The listing below must be repeated word for word, with its images excluded.
-- begin Record list --
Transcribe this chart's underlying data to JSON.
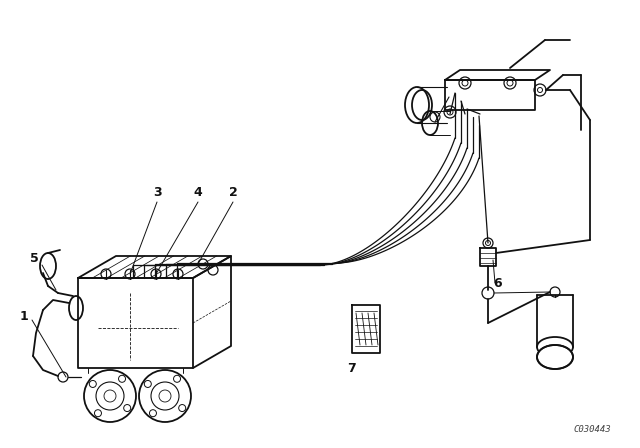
{
  "bg_color": "#ffffff",
  "line_color": "#111111",
  "catalog_code": "C030443",
  "lw_main": 1.3,
  "lw_thin": 0.8,
  "lw_thick": 1.6
}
-- end Record list --
Response to this exercise:
Transcribe this chart's underlying data to JSON.
{
  "bg_color": "#ffffff",
  "line_color": "#111111",
  "catalog_code": "C030443",
  "lw_main": 1.3,
  "lw_thin": 0.8,
  "lw_thick": 1.6
}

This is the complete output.